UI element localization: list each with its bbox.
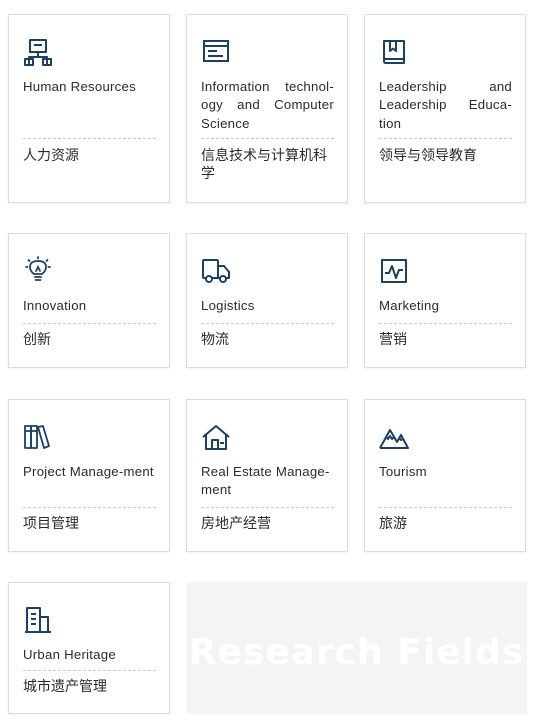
research-fields-banner: Research Fields [186, 582, 527, 714]
divider [23, 323, 156, 324]
divider [379, 507, 512, 508]
field-card-logistics[interactable]: Logistics 物流 [186, 233, 348, 368]
divider [23, 138, 156, 139]
field-card-tourism[interactable]: Tourism 旅游 [364, 399, 526, 552]
field-name-en: Marketing [379, 298, 440, 313]
field-card-real-estate[interactable]: Real Estate Manage-ment 房地产经营 [186, 399, 348, 552]
field-name-en: Tourism [379, 464, 427, 479]
field-card-urban-heritage[interactable]: Urban Heritage 城市遗产管理 [8, 582, 170, 714]
field-name-zh: 创新 [23, 332, 51, 348]
divider [379, 138, 512, 139]
divider [201, 507, 334, 508]
chart-pulse-icon [379, 256, 409, 286]
field-card-information-technology[interactable]: Information technol-ogy and Computer Sci… [186, 14, 348, 203]
field-name-en: Information technol-ogy and Computer Sci… [201, 79, 334, 131]
field-card-innovation[interactable]: Innovation 创新 [8, 233, 170, 368]
truck-icon [201, 256, 231, 286]
books-icon [23, 422, 53, 452]
book-icon [379, 37, 409, 67]
divider [23, 670, 156, 671]
field-name-zh: 人力资源 [23, 148, 79, 164]
field-name-en: Real Estate Manage-ment [201, 464, 330, 498]
field-name-en: Project Manage-ment [23, 464, 154, 479]
field-name-zh: 房地产经营 [201, 516, 271, 532]
building-icon [23, 605, 53, 635]
field-card-project-management[interactable]: Project Manage-ment 项目管理 [8, 399, 170, 552]
house-icon [201, 422, 231, 452]
org-chart-icon [23, 37, 53, 67]
field-card-leadership[interactable]: Leadership and Leadership Educa-tion 领导与… [364, 14, 526, 203]
field-name-zh: 信息技术与计算机科学 [201, 148, 327, 182]
field-name-en: Urban Heritage [23, 647, 116, 662]
banner-title: Research Fields [188, 632, 525, 673]
lightbulb-icon [23, 256, 53, 286]
field-name-en: Leadership and Leadership Educa-tion [379, 79, 512, 131]
divider [201, 138, 334, 139]
monitor-icon [201, 37, 231, 67]
field-name-zh: 项目管理 [23, 516, 79, 532]
mountains-icon [379, 422, 409, 452]
field-name-zh: 旅游 [379, 516, 407, 532]
divider [23, 507, 156, 508]
field-name-en: Human Resources [23, 79, 136, 94]
divider [201, 323, 334, 324]
field-name-zh: 物流 [201, 332, 229, 348]
field-name-zh: 城市遗产管理 [23, 679, 107, 695]
field-name-en: Innovation [23, 298, 87, 313]
field-name-zh: 营销 [379, 332, 407, 348]
field-name-en: Logistics [201, 298, 255, 313]
divider [379, 323, 512, 324]
field-card-marketing[interactable]: Marketing 营销 [364, 233, 526, 368]
field-card-human-resources[interactable]: Human Resources 人力资源 [8, 14, 170, 203]
field-name-zh: 领导与领导教育 [379, 148, 477, 164]
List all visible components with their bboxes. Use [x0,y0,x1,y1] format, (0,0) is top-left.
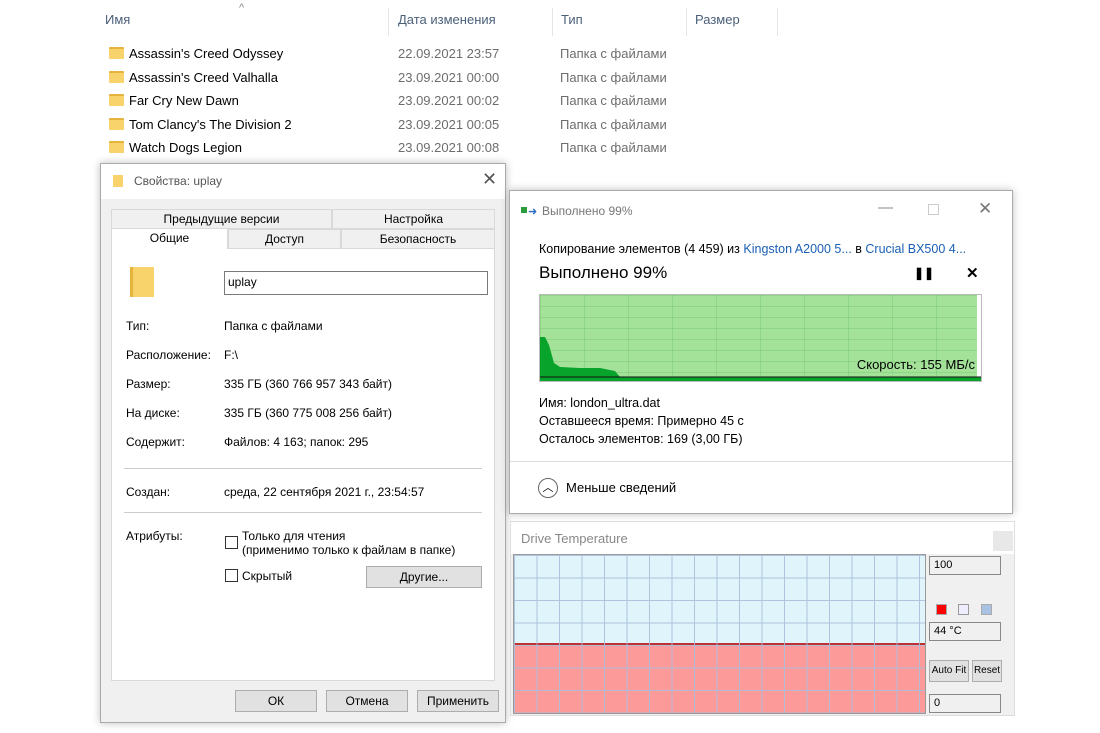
folder-large-icon [130,267,154,297]
tab-customize[interactable]: Настройка [332,209,495,229]
item-type: Папка с файлами [560,116,667,132]
dialog-title: Свойства: uplay [134,174,223,188]
maximize-button[interactable] [928,204,939,215]
folder-icon [109,117,124,130]
speed-label: Скорость: 155 МБ/с [856,357,975,372]
created-label: Создан: [126,485,171,499]
speed-graph: Скорость: 155 МБ/с [539,294,982,382]
close-icon[interactable]: ✕ [482,169,497,190]
field-label: Расположение: [126,348,211,362]
item-type: Папка с файлами [560,46,667,61]
temperature-graph [513,554,926,714]
created-value: среда, 22 сентября 2021 г., 23:54:57 [224,485,425,499]
folder-name-input[interactable]: uplay [224,271,488,295]
cancel-copy-button[interactable]: ✕ [966,264,979,282]
blue-color-swatch[interactable] [981,604,992,615]
item-date: 23.09.2021 00:05 [398,116,500,132]
time-remaining: Оставшееся время: Примерно 45 с [539,414,744,428]
copy-icon [521,207,527,213]
folder-icon [109,47,124,59]
field-label: Тип: [126,319,150,333]
list-item[interactable]: Tom Clancy's The Division 2 23.09.2021 00… [105,114,705,136]
list-item[interactable]: Assassin's Creed Valhalla 23.09.2021 00:0… [105,67,705,89]
attributes-label: Атрибуты: [126,529,183,543]
other-attributes-button[interactable]: Другие... [366,566,482,588]
folder-icon [109,70,124,83]
copy-description: Копирование элементов (4 459) из Kingsto… [539,242,966,256]
copy-prefix: Копирование элементов (4 459) из [539,242,744,256]
list-item[interactable]: Watch Dogs Legion 23.09.2021 00:08 Папка с… [105,137,705,159]
less-details-label: Меньше сведений [566,480,677,495]
reset-button[interactable]: Reset [972,660,1002,682]
hidden-checkbox[interactable] [225,569,238,582]
item-date: 23.09.2021 00:08 [398,140,500,155]
cancel-button[interactable]: Отмена [326,690,408,712]
tab-general[interactable]: Общие [111,228,228,250]
item-type: Папка с файлами [560,69,667,85]
items-remaining: Осталось элементов: 169 (3,00 ГБ) [539,432,743,446]
column-type[interactable]: Тип [561,12,583,27]
white-color-swatch[interactable] [958,604,969,615]
item-name: Watch Dogs Legion [129,140,242,155]
copy-progress-dialog: ➜ Выполнено 99% — ✕ Копирование элементо… [509,190,1013,514]
field-value: Файлов: 4 163; папок: 295 [224,435,369,449]
column-name[interactable]: Имя [105,12,130,27]
column-size[interactable]: Размер [695,12,740,27]
max-value-field[interactable]: 100 [929,556,1001,575]
file-name: Имя: london_ultra.dat [539,396,660,410]
item-date: 23.09.2021 00:02 [398,93,500,108]
close-button[interactable] [993,531,1013,551]
column-date[interactable]: Дата изменения [398,12,496,27]
window-title: Drive Temperature [521,531,628,546]
item-date: 22.09.2021 23:57 [398,46,500,61]
list-item[interactable]: Far Cry New Dawn 23.09.2021 00:02 Папка с … [105,90,705,112]
folder-icon [109,141,124,153]
item-date: 23.09.2021 00:00 [398,69,500,85]
arrow-icon: ➜ [528,206,538,218]
tab-sharing[interactable]: Доступ [228,229,341,249]
close-button[interactable]: ✕ [978,199,992,219]
readonly-checkbox[interactable] [225,536,238,549]
minimize-button[interactable]: — [878,199,893,216]
tab-security[interactable]: Безопасность [341,229,495,249]
field-value: 335 ГБ (360 766 957 343 байт) [224,377,392,391]
item-name: Assassin's Creed Valhalla [129,69,278,85]
title-bar: Свойства: uplay ✕ [101,164,505,199]
destination-link[interactable]: Crucial BX500 4... [865,242,966,256]
item-name: Tom Clancy's The Division 2 [129,116,292,132]
field-label: Содержит: [126,435,185,449]
item-name: Far Cry New Dawn [129,93,239,108]
field-value: 335 ГБ (360 775 008 256 байт) [224,406,392,420]
readonly-label: Только для чтения [242,529,346,543]
red-color-swatch[interactable] [936,604,947,615]
list-item[interactable]: Assassin's Creed Odyssey 22.09.2021 23:57… [105,43,705,65]
copy-mid: в [851,242,866,256]
field-value: F:\ [224,348,238,362]
drive-temperature-window: Drive Temperature 100 44 °C Auto Fit Res… [510,521,1015,716]
folder-icon [109,94,124,106]
progress-heading: Выполнено 99% [539,263,668,282]
min-value-field[interactable]: 0 [929,694,1001,713]
field-label: Размер: [126,377,171,391]
less-details-button[interactable]: ︿ Меньше сведений [538,478,738,500]
dialog-title: Выполнено 99% [542,204,633,218]
tab-previous-versions[interactable]: Предыдущие версии [111,209,332,229]
readonly-note: (применимо только к файлам в папке) [242,543,456,557]
pause-button[interactable]: ❚❚ [914,266,934,280]
chevron-up-icon: ︿ [538,478,558,498]
ok-button[interactable]: ОК [235,690,317,712]
properties-dialog: Свойства: uplay ✕ Предыдущие версии Наст… [100,163,506,723]
field-value: Папка с файлами [224,319,323,333]
folder-icon [113,175,123,187]
item-type: Папка с файлами [560,140,667,155]
hidden-label: Скрытый [242,569,293,583]
apply-button[interactable]: Применить [417,690,499,712]
source-link[interactable]: Kingston A2000 5... [743,242,851,256]
sort-ascending-icon: ^ [239,2,245,14]
auto-fit-button[interactable]: Auto Fit [929,660,969,682]
current-temperature: 44 °C [929,622,1001,641]
item-name: Assassin's Creed Odyssey [129,46,284,61]
item-type: Папка с файлами [560,93,667,108]
field-label: На диске: [126,406,180,420]
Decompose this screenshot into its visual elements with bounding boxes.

───

Written exercise:
Reproduce the lines between the line containing "folder-large-icon [130,267,154,297]" and the line containing "attributes-label: Атрибуты: [126,529,183,543]", inclusive, substituting "directory-icon" for every occurrence of "folder-icon" and leaving everything else unchanged.

Solution to this problem:
folder-large-icon [130,267,154,297]
tab-customize[interactable]: Настройка [332,209,495,229]
item-type: Папка с файлами [560,116,667,132]
dialog-title: Свойства: uplay [134,174,223,188]
maximize-button[interactable] [928,204,939,215]
directory-icon [109,117,124,130]
speed-label: Скорость: 155 МБ/с [856,357,975,372]
created-label: Создан: [126,485,171,499]
speed-graph: Скорость: 155 МБ/с [539,294,982,382]
close-icon[interactable]: ✕ [482,169,497,190]
field-label: Расположение: [126,348,211,362]
item-type: Папка с файлами [560,46,667,61]
temperature-graph [513,554,926,714]
created-value: среда, 22 сентября 2021 г., 23:54:57 [224,485,425,499]
folder-name-input[interactable]: uplay [224,271,488,295]
cancel-copy-button[interactable]: ✕ [966,264,979,282]
blue-color-swatch[interactable] [981,604,992,615]
item-date: 23.09.2021 00:05 [398,116,500,132]
time-remaining: Оставшееся время: Примерно 45 с [539,414,744,428]
copy-icon [521,207,527,213]
directory-icon [109,47,124,59]
field-label: Тип: [126,319,150,333]
list-item[interactable]: Tom Clancy's The Division 2 23.09.2021 00… [105,114,705,136]
list-item[interactable]: Assassin's Creed Valhalla 23.09.2021 00:0… [105,67,705,89]
attributes-label: Атрибуты: [126,529,183,543]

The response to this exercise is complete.